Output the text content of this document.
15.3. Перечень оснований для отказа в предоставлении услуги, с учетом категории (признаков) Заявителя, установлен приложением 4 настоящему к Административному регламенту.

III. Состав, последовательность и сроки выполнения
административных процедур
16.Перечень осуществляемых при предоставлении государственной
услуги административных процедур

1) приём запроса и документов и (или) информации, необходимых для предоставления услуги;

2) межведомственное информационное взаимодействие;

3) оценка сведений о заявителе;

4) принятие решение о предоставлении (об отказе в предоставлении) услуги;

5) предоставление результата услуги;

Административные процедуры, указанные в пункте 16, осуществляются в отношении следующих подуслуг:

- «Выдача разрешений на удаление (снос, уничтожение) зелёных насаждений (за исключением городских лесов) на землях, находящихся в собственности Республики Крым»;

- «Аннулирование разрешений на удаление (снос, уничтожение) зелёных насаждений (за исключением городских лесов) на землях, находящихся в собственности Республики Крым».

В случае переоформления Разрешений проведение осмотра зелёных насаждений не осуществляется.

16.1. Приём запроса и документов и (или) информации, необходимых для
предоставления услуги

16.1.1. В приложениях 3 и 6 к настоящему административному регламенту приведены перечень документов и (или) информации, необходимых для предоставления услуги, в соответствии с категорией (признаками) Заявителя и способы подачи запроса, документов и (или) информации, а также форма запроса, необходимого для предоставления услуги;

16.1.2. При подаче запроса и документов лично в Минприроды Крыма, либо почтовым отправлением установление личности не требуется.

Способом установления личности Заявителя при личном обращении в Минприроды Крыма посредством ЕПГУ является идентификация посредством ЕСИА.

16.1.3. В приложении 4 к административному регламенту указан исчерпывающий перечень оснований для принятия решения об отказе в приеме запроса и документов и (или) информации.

—————

(The problem):
Return every record, word for word.

(Worked solution):
Output the text content of this document.
15.3. Перечень оснований для отказа в предоставлении услуги, с учетом категории (признаков) Заявителя, установлен приложением 4 настоящему к Административному регламенту.

III. Состав, последовательность и сроки выполнения
административных процедур
16.Перечень осуществляемых при предоставлении государственной
услуги административных процедур

1) приём запроса и документов и (или) информации, необходимых для предоставления услуги;

2) межведомственное информационное взаимодействие;

3) оценка сведений о заявителе;

4) принятие решение о предоставлении (об отказе в предоставлении) услуги;

5) предоставление результата услуги;

Административные процедуры, указанные в пункте 16, осуществляются в отношении следующих подуслуг:

- «Выдача разрешений на удаление (снос, уничтожение) зелёных насаждений (за исключением городских лесов) на землях, находящихся в собственности Республики Крым»;

- «Аннулирование разрешений на удаление (снос, уничтожение) зелёных насаждений (за исключением городских лесов) на землях, находящихся в собственности Республики Крым».

В случае переоформления Разрешений проведение осмотра зелёных насаждений не осуществляется.

16.1. Приём запроса и документов и (или) информации, необходимых для
предоставления услуги

16.1.1. В приложениях 3 и 6 к настоящему административному регламенту приведены перечень документов и (или) информации, необходимых для предоставления услуги, в соответствии с категорией (признаками) Заявителя и способы подачи запроса, документов и (или) информации, а также форма запроса, необходимого для предоставления услуги;

16.1.2. При подаче запроса и документов лично в Минприроды Крыма, либо почтовым отправлением установление личности не требуется.

Способом установления личности Заявителя при личном обращении в Минприроды Крыма посредством ЕПГУ является идентификация посредством ЕСИА.

16.1.3. В приложении 4 к административному регламенту указан исчерпывающий перечень оснований для принятия решения об отказе в приеме запроса и документов и (или) информации.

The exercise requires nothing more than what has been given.